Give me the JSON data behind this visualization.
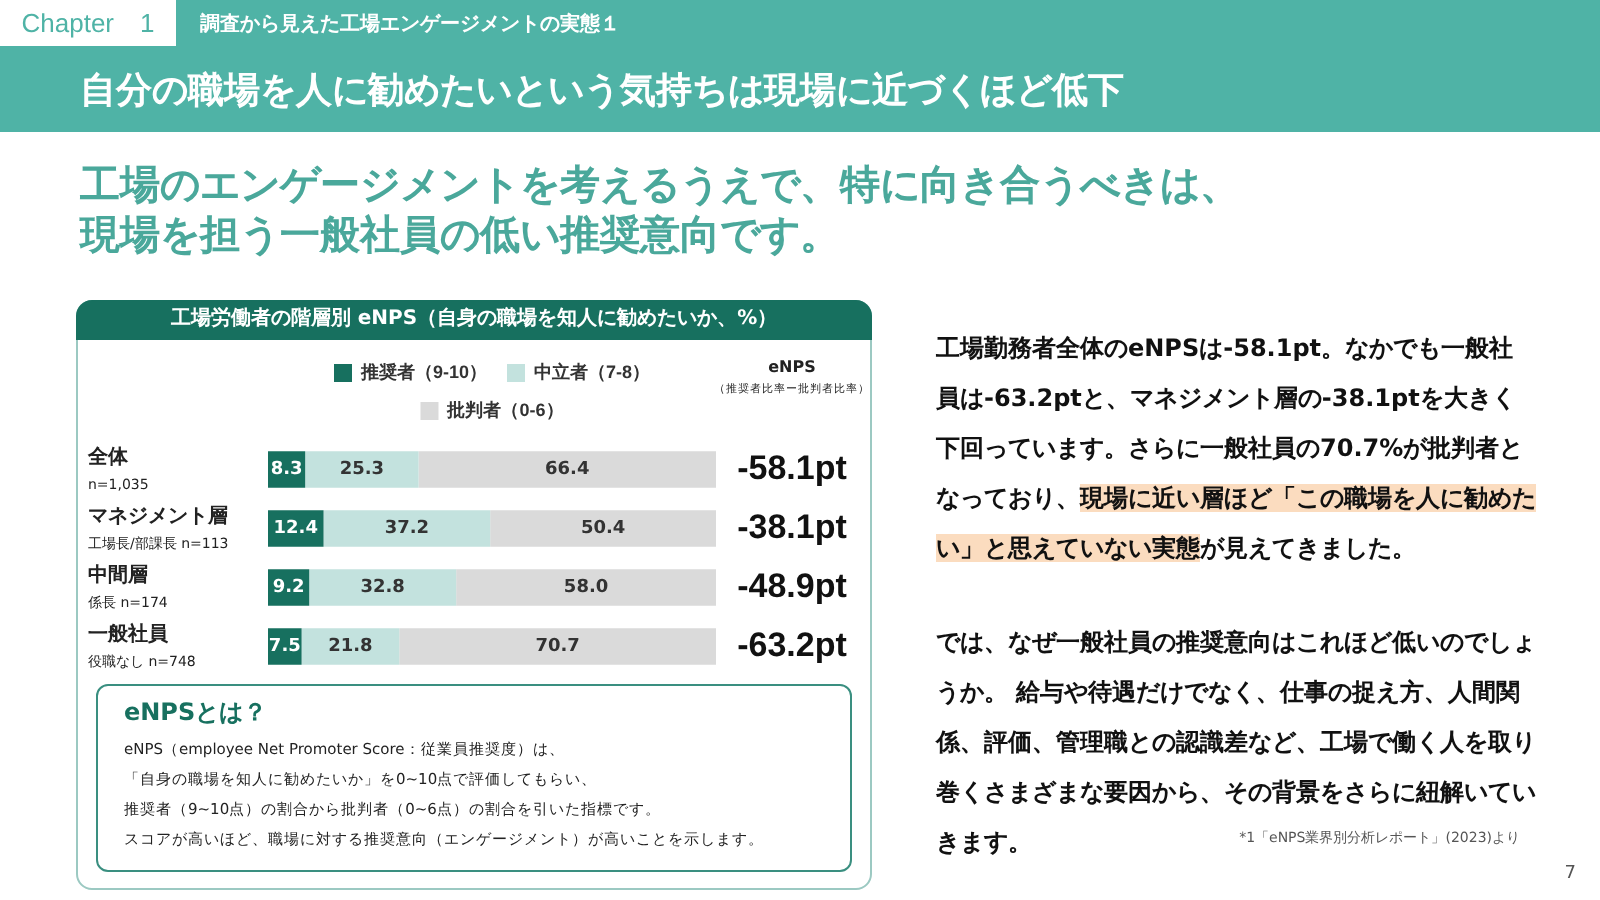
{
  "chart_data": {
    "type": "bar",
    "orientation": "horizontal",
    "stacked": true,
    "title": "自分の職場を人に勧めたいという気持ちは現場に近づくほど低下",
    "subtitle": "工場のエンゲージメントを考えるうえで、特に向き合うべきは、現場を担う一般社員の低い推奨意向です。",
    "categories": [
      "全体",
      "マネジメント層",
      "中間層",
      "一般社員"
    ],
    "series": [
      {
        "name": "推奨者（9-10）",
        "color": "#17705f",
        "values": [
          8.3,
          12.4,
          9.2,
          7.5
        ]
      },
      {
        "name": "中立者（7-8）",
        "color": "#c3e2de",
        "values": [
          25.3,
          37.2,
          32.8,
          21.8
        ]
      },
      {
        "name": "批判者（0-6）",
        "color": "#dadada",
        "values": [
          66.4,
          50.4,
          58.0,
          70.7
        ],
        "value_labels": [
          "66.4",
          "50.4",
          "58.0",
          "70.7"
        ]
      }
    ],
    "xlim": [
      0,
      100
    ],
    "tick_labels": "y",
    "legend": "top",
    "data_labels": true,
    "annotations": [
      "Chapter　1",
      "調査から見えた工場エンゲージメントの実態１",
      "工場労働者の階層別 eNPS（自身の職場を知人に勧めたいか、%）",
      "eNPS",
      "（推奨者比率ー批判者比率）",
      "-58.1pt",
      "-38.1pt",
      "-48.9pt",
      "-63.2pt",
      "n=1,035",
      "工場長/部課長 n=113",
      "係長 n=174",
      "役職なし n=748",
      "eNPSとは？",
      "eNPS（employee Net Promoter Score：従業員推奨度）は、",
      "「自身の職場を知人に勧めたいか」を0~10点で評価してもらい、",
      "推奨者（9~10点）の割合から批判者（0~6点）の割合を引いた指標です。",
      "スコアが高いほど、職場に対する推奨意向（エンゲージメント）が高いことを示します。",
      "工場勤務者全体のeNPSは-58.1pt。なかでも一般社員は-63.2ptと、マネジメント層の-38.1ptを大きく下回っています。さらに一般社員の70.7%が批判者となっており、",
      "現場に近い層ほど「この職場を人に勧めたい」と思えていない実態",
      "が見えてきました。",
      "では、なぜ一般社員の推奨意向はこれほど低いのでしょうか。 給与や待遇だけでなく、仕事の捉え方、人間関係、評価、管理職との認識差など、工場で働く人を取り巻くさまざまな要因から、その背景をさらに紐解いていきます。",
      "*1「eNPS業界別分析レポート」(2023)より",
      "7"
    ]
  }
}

- - - - -

Copy each line above that contains the word "自身の職場を知人に勧めたいか".

      "工場労働者の階層別 eNPS（自身の職場を知人に勧めたいか、%）",
      "「自身の職場を知人に勧めたいか」を0~10点で評価してもらい、",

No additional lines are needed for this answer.